Goal → List every line below containing "mình".
++++ Records shown
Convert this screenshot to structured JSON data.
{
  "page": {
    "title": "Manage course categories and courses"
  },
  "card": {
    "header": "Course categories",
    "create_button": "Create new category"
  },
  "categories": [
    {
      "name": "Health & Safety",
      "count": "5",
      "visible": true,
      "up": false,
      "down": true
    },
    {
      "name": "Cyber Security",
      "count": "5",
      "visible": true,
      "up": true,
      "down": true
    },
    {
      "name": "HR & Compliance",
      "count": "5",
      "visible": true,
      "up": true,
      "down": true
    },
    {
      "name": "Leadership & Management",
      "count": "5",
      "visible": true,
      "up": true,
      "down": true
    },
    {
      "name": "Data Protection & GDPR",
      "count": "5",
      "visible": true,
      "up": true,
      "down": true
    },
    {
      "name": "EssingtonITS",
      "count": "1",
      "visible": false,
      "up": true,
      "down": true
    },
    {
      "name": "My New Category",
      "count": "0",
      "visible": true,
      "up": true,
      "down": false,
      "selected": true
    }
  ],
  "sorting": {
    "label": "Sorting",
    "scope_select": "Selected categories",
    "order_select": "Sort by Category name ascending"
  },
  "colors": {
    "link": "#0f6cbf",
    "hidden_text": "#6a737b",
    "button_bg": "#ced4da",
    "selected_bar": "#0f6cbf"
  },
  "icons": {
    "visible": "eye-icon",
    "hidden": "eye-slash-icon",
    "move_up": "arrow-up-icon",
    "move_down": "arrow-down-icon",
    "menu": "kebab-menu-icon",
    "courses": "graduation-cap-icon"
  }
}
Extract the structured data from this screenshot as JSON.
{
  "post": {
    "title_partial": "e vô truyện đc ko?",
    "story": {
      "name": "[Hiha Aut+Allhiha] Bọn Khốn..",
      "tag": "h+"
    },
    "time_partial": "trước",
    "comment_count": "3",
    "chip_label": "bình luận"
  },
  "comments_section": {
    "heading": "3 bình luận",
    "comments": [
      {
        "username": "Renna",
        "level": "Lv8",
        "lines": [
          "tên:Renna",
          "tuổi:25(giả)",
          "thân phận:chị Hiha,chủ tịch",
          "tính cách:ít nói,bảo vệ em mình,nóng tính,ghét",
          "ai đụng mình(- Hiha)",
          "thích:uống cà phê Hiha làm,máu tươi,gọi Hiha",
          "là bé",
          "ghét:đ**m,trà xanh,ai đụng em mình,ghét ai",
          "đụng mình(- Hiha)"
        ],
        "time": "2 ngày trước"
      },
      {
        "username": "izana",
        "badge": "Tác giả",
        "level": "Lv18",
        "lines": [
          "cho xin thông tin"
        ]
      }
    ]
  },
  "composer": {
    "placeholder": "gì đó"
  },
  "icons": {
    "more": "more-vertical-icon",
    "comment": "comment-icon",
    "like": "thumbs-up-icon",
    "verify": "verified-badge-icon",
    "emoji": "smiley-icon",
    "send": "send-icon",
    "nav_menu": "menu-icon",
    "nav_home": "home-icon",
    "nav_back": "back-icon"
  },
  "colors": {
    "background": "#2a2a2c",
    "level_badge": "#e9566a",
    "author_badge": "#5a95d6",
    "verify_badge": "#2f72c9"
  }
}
++++++++
The solution →
          "tính cách:ít nói,bảo vệ em mình,nóng tính,ghét",
          "ai đụng mình(- Hiha)",
          "ghét:đ**m,trà xanh,ai đụng em mình,ghét ai",
          "đụng mình(- Hiha)"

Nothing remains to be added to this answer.